Task instructions
Omit every picture and return the rest of the data unaltered.

Task inputs start

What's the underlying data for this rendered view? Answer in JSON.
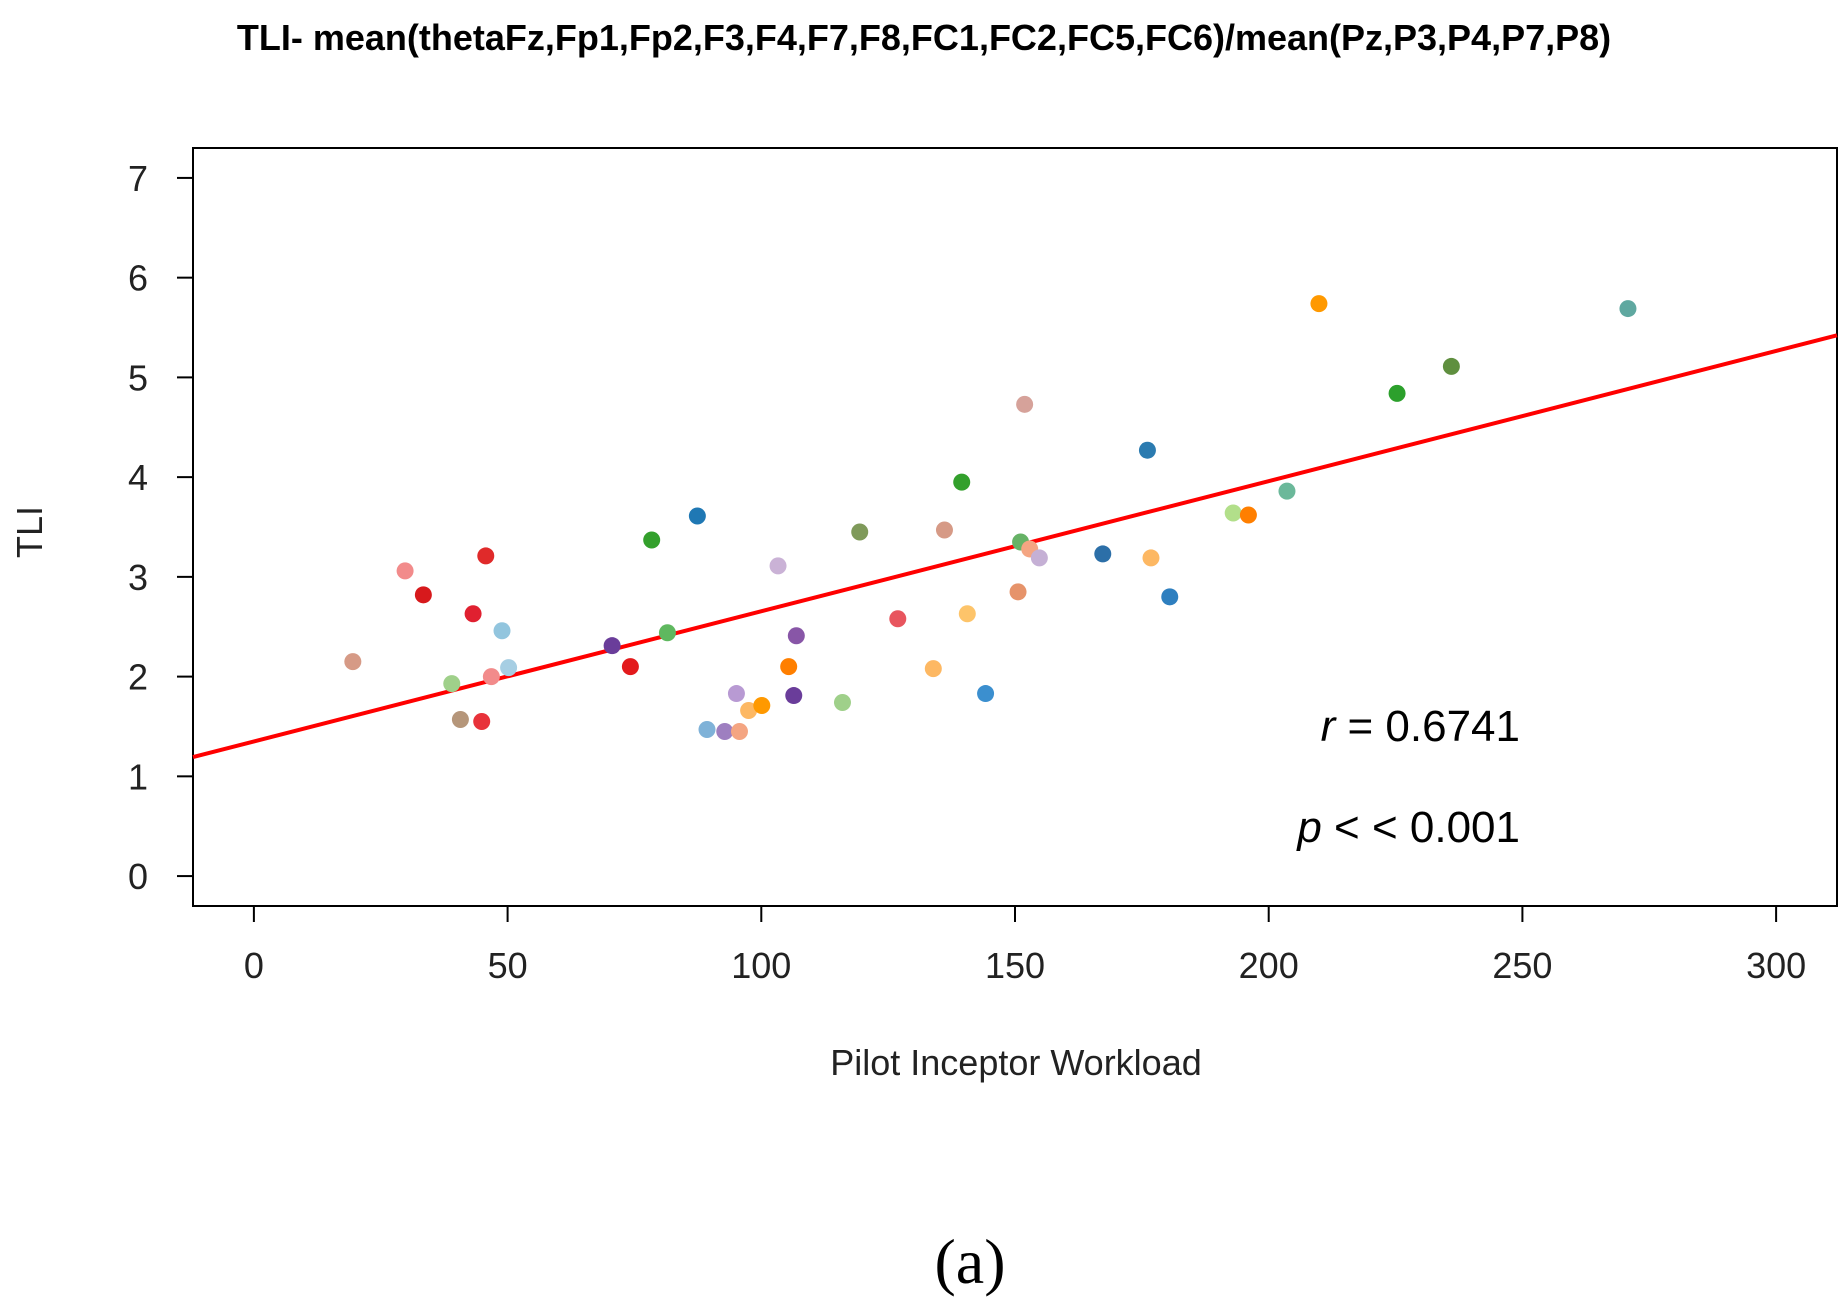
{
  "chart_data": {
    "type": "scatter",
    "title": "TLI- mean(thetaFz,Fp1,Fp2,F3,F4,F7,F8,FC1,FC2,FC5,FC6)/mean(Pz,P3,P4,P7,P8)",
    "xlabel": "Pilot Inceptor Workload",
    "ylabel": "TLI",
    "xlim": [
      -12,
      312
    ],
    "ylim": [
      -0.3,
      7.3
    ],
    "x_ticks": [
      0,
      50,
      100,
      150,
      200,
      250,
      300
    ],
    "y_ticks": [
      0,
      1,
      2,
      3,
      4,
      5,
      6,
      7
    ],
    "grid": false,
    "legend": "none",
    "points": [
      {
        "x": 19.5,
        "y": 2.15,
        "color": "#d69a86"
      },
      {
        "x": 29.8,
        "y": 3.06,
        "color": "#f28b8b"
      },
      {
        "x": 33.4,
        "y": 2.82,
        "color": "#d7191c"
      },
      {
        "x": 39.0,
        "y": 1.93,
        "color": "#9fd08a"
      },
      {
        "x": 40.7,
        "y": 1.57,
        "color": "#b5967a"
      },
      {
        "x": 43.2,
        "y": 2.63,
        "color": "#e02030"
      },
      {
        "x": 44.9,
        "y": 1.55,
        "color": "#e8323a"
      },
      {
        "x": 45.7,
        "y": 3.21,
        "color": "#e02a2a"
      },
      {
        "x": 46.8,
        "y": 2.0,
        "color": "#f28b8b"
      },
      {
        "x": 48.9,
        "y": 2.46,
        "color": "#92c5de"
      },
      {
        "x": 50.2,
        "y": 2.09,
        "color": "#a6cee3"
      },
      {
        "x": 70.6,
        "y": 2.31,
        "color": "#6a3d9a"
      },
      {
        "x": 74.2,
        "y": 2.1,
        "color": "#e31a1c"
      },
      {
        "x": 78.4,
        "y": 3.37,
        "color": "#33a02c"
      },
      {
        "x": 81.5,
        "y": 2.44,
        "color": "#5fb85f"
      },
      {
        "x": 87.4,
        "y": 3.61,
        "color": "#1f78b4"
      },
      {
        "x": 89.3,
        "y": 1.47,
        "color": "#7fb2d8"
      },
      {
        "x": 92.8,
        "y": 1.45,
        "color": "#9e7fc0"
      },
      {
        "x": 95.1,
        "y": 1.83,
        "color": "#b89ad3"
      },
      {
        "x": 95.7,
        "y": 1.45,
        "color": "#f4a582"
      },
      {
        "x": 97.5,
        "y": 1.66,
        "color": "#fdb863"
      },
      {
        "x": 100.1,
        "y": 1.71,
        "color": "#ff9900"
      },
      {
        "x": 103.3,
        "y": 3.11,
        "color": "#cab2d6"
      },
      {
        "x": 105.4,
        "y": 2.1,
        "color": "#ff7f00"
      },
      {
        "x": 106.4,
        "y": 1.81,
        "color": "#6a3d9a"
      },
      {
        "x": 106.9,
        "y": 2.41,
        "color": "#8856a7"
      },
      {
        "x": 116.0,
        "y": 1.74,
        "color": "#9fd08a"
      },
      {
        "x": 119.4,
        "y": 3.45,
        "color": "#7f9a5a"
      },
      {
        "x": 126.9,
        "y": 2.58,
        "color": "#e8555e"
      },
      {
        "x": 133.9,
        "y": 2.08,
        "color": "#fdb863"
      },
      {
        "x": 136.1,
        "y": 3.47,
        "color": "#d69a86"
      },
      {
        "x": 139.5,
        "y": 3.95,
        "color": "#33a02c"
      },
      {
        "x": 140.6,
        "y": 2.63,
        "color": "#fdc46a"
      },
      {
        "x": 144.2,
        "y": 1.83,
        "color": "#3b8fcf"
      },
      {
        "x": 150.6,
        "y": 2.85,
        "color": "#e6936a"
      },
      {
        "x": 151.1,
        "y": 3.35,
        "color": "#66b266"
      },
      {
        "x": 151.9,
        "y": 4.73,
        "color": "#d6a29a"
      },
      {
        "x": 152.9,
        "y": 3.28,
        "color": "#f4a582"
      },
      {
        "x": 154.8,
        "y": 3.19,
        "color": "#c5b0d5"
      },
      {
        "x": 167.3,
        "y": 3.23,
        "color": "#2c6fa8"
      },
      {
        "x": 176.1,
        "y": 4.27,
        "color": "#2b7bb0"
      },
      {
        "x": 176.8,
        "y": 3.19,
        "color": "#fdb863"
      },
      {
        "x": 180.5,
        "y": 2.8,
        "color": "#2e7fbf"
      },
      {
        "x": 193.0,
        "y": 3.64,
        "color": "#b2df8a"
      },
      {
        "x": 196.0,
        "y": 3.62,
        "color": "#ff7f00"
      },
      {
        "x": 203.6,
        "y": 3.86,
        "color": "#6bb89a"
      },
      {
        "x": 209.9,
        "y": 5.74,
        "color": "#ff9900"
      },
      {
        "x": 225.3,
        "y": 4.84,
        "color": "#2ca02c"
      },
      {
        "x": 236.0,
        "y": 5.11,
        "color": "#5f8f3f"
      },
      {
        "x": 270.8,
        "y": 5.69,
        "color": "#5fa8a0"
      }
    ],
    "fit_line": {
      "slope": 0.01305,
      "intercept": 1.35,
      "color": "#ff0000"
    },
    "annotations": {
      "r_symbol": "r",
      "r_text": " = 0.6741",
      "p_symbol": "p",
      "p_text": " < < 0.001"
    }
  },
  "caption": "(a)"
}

Task inputs end

Written solution
What's the underlying data for this rendered view? Answer in JSON.
{
  "chart_data": {
    "type": "scatter",
    "title": "TLI- mean(thetaFz,Fp1,Fp2,F3,F4,F7,F8,FC1,FC2,FC5,FC6)/mean(Pz,P3,P4,P7,P8)",
    "xlabel": "Pilot Inceptor Workload",
    "ylabel": "TLI",
    "xlim": [
      -12,
      312
    ],
    "ylim": [
      -0.3,
      7.3
    ],
    "x_ticks": [
      0,
      50,
      100,
      150,
      200,
      250,
      300
    ],
    "y_ticks": [
      0,
      1,
      2,
      3,
      4,
      5,
      6,
      7
    ],
    "grid": false,
    "legend": "none",
    "points": [
      {
        "x": 19.5,
        "y": 2.15,
        "color": "#d69a86"
      },
      {
        "x": 29.8,
        "y": 3.06,
        "color": "#f28b8b"
      },
      {
        "x": 33.4,
        "y": 2.82,
        "color": "#d7191c"
      },
      {
        "x": 39.0,
        "y": 1.93,
        "color": "#9fd08a"
      },
      {
        "x": 40.7,
        "y": 1.57,
        "color": "#b5967a"
      },
      {
        "x": 43.2,
        "y": 2.63,
        "color": "#e02030"
      },
      {
        "x": 44.9,
        "y": 1.55,
        "color": "#e8323a"
      },
      {
        "x": 45.7,
        "y": 3.21,
        "color": "#e02a2a"
      },
      {
        "x": 46.8,
        "y": 2.0,
        "color": "#f28b8b"
      },
      {
        "x": 48.9,
        "y": 2.46,
        "color": "#92c5de"
      },
      {
        "x": 50.2,
        "y": 2.09,
        "color": "#a6cee3"
      },
      {
        "x": 70.6,
        "y": 2.31,
        "color": "#6a3d9a"
      },
      {
        "x": 74.2,
        "y": 2.1,
        "color": "#e31a1c"
      },
      {
        "x": 78.4,
        "y": 3.37,
        "color": "#33a02c"
      },
      {
        "x": 81.5,
        "y": 2.44,
        "color": "#5fb85f"
      },
      {
        "x": 87.4,
        "y": 3.61,
        "color": "#1f78b4"
      },
      {
        "x": 89.3,
        "y": 1.47,
        "color": "#7fb2d8"
      },
      {
        "x": 92.8,
        "y": 1.45,
        "color": "#9e7fc0"
      },
      {
        "x": 95.1,
        "y": 1.83,
        "color": "#b89ad3"
      },
      {
        "x": 95.7,
        "y": 1.45,
        "color": "#f4a582"
      },
      {
        "x": 97.5,
        "y": 1.66,
        "color": "#fdb863"
      },
      {
        "x": 100.1,
        "y": 1.71,
        "color": "#ff9900"
      },
      {
        "x": 103.3,
        "y": 3.11,
        "color": "#cab2d6"
      },
      {
        "x": 105.4,
        "y": 2.1,
        "color": "#ff7f00"
      },
      {
        "x": 106.4,
        "y": 1.81,
        "color": "#6a3d9a"
      },
      {
        "x": 106.9,
        "y": 2.41,
        "color": "#8856a7"
      },
      {
        "x": 116.0,
        "y": 1.74,
        "color": "#9fd08a"
      },
      {
        "x": 119.4,
        "y": 3.45,
        "color": "#7f9a5a"
      },
      {
        "x": 126.9,
        "y": 2.58,
        "color": "#e8555e"
      },
      {
        "x": 133.9,
        "y": 2.08,
        "color": "#fdb863"
      },
      {
        "x": 136.1,
        "y": 3.47,
        "color": "#d69a86"
      },
      {
        "x": 139.5,
        "y": 3.95,
        "color": "#33a02c"
      },
      {
        "x": 140.6,
        "y": 2.63,
        "color": "#fdc46a"
      },
      {
        "x": 144.2,
        "y": 1.83,
        "color": "#3b8fcf"
      },
      {
        "x": 150.6,
        "y": 2.85,
        "color": "#e6936a"
      },
      {
        "x": 151.1,
        "y": 3.35,
        "color": "#66b266"
      },
      {
        "x": 151.9,
        "y": 4.73,
        "color": "#d6a29a"
      },
      {
        "x": 152.9,
        "y": 3.28,
        "color": "#f4a582"
      },
      {
        "x": 154.8,
        "y": 3.19,
        "color": "#c5b0d5"
      },
      {
        "x": 167.3,
        "y": 3.23,
        "color": "#2c6fa8"
      },
      {
        "x": 176.1,
        "y": 4.27,
        "color": "#2b7bb0"
      },
      {
        "x": 176.8,
        "y": 3.19,
        "color": "#fdb863"
      },
      {
        "x": 180.5,
        "y": 2.8,
        "color": "#2e7fbf"
      },
      {
        "x": 193.0,
        "y": 3.64,
        "color": "#b2df8a"
      },
      {
        "x": 196.0,
        "y": 3.62,
        "color": "#ff7f00"
      },
      {
        "x": 203.6,
        "y": 3.86,
        "color": "#6bb89a"
      },
      {
        "x": 209.9,
        "y": 5.74,
        "color": "#ff9900"
      },
      {
        "x": 225.3,
        "y": 4.84,
        "color": "#2ca02c"
      },
      {
        "x": 236.0,
        "y": 5.11,
        "color": "#5f8f3f"
      },
      {
        "x": 270.8,
        "y": 5.69,
        "color": "#5fa8a0"
      }
    ],
    "fit_line": {
      "slope": 0.01305,
      "intercept": 1.35,
      "color": "#ff0000"
    },
    "annotations": {
      "r_symbol": "r",
      "r_text": " = 0.6741",
      "p_symbol": "p",
      "p_text": " < < 0.001"
    }
  },
  "caption": "(a)"
}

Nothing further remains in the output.